Copy out every record precisely.

### DATA FOR THIS TASK
"""

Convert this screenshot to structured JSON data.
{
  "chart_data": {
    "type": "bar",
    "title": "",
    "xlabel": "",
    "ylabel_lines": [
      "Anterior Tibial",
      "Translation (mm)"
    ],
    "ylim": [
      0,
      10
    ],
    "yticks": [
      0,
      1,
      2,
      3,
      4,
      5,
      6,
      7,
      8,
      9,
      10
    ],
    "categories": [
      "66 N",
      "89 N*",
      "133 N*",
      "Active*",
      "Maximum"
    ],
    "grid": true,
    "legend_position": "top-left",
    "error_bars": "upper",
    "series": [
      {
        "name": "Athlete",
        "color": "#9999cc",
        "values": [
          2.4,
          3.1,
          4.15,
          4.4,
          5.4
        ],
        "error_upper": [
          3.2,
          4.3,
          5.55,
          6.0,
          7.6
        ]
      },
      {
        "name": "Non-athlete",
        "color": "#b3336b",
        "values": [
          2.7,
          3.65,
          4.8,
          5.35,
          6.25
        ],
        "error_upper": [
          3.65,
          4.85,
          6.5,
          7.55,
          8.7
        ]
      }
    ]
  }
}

"""

### EXPECTED ANSWER
Convert this screenshot to structured JSON data.
{
  "chart_data": {
    "type": "bar",
    "title": "",
    "xlabel": "",
    "ylabel_lines": [
      "Anterior Tibial",
      "Translation (mm)"
    ],
    "ylim": [
      0,
      10
    ],
    "yticks": [
      0,
      1,
      2,
      3,
      4,
      5,
      6,
      7,
      8,
      9,
      10
    ],
    "categories": [
      "66 N",
      "89 N*",
      "133 N*",
      "Active*",
      "Maximum"
    ],
    "grid": true,
    "legend_position": "top-left",
    "error_bars": "upper",
    "series": [
      {
        "name": "Athlete",
        "color": "#9999cc",
        "values": [
          2.4,
          3.1,
          4.15,
          4.4,
          5.4
        ],
        "error_upper": [
          3.2,
          4.3,
          5.55,
          6.0,
          7.6
        ]
      },
      {
        "name": "Non-athlete",
        "color": "#b3336b",
        "values": [
          2.7,
          3.65,
          4.8,
          5.35,
          6.25
        ],
        "error_upper": [
          3.65,
          4.85,
          6.5,
          7.55,
          8.7
        ]
      }
    ]
  }
}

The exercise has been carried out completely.